— begin Stored rows —

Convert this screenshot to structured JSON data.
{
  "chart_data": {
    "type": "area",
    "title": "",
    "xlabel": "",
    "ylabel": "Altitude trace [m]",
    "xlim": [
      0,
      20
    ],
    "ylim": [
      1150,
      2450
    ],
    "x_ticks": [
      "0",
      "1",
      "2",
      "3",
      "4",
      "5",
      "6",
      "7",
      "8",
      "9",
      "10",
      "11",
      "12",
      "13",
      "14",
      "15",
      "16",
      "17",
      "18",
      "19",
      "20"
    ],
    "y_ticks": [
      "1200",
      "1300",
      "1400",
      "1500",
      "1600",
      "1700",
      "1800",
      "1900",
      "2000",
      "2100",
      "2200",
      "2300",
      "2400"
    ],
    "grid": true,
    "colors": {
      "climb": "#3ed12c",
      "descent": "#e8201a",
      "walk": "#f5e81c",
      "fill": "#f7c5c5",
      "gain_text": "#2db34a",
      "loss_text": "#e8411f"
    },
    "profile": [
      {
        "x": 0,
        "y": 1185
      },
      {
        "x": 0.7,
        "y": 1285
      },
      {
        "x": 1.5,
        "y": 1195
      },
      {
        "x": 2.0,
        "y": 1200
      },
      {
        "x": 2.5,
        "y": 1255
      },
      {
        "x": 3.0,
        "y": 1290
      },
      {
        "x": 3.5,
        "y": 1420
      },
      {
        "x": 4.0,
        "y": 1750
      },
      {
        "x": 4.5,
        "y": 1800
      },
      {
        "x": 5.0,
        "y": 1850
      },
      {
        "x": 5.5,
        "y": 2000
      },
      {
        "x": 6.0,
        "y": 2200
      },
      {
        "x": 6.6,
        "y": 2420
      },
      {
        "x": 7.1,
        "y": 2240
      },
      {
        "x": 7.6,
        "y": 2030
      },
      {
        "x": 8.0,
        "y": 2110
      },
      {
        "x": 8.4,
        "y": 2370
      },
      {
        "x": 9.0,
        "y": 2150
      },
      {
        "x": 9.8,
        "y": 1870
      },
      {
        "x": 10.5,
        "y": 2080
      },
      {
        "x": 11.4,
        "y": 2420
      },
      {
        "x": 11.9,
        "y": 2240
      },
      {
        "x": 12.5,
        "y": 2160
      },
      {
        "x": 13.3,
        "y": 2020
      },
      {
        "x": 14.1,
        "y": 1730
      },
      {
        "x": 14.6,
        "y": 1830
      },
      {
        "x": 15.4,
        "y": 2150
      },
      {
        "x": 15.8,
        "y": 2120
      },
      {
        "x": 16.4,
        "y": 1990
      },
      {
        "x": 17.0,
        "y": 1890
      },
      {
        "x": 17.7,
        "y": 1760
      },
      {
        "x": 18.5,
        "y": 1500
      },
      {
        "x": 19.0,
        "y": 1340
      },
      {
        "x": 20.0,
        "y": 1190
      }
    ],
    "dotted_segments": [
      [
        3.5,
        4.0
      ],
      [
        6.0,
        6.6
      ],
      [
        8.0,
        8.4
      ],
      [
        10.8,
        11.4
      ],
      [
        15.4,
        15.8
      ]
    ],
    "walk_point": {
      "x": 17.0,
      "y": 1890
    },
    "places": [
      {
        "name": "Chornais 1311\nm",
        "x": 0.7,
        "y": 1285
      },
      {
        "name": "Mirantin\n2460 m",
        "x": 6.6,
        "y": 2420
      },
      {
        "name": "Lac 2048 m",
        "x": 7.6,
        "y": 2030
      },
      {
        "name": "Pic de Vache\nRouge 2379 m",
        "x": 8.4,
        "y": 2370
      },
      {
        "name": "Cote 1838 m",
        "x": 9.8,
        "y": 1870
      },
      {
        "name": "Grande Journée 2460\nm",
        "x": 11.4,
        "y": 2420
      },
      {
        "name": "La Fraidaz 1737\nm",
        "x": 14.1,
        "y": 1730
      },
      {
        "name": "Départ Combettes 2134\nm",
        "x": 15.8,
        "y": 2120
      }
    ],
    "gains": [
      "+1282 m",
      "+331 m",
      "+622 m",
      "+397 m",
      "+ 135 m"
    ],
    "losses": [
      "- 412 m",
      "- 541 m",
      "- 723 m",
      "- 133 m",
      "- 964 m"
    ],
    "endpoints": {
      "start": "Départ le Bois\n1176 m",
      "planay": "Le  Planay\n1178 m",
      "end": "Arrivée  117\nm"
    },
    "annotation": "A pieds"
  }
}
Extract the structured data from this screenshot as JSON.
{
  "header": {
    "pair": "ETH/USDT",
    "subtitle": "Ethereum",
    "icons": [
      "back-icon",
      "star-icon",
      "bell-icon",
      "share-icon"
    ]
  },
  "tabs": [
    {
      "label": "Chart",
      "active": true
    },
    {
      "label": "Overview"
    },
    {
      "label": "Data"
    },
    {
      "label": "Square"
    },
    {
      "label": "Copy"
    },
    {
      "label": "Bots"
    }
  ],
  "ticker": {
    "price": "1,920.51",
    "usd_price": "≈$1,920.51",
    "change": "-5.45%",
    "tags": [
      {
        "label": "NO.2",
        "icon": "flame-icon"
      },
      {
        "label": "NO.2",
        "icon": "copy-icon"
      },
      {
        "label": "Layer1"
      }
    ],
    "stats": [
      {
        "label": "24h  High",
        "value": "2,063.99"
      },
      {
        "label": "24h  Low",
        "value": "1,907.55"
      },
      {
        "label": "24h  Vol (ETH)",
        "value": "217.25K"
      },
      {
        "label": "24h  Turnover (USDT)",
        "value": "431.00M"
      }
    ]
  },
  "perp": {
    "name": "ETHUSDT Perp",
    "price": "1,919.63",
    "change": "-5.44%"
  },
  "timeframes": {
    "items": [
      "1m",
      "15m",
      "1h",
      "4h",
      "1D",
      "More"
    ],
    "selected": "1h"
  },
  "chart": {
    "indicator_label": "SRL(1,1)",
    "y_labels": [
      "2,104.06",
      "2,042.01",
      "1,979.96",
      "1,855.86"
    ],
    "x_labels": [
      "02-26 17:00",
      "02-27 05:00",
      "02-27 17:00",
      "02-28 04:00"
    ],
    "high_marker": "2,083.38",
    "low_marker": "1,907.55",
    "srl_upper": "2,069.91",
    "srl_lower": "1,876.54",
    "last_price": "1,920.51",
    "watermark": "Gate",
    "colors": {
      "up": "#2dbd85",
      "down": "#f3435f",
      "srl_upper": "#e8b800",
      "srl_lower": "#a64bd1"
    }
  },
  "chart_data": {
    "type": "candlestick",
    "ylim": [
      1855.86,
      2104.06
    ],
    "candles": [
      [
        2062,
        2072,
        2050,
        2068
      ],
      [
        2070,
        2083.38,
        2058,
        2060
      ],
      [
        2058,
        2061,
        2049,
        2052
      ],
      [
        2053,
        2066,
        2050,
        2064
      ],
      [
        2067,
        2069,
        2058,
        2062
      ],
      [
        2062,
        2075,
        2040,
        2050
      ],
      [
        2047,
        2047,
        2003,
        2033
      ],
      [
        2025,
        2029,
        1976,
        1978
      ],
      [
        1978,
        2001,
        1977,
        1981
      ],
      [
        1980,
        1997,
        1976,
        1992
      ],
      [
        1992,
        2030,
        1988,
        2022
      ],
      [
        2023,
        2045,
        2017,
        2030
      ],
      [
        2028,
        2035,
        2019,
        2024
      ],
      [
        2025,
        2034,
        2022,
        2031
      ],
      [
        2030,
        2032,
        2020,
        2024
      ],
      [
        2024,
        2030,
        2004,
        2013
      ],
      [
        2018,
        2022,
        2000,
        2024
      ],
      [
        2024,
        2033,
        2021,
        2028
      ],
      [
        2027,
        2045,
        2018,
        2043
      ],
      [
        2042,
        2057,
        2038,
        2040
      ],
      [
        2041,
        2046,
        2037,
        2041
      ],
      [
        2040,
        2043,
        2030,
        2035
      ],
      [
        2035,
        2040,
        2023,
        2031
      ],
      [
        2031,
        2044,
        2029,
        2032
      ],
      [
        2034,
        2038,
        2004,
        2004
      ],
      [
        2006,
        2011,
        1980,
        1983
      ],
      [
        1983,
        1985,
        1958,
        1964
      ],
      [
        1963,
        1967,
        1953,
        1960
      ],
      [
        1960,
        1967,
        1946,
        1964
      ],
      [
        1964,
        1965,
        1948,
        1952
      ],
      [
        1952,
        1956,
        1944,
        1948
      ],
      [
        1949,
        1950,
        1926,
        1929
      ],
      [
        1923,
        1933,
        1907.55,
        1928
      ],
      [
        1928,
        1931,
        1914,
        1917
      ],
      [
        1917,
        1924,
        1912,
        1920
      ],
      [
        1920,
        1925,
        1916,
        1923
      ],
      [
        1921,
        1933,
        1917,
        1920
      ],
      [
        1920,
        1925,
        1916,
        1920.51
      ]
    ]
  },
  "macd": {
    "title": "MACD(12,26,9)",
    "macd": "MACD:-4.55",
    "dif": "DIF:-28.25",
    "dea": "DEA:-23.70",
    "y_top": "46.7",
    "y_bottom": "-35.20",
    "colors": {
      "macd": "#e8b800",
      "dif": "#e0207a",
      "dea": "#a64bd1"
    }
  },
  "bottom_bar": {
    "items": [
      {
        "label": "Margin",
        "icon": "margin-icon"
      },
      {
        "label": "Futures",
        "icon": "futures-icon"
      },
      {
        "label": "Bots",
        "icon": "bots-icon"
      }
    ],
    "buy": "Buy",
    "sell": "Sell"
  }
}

— end Stored rows —

* [Exercise prompt]: Pick out each line that holds the string "JSON".

* [Full output]:
Convert this screenshot to structured JSON data.
Extract the structured data from this screenshot as JSON.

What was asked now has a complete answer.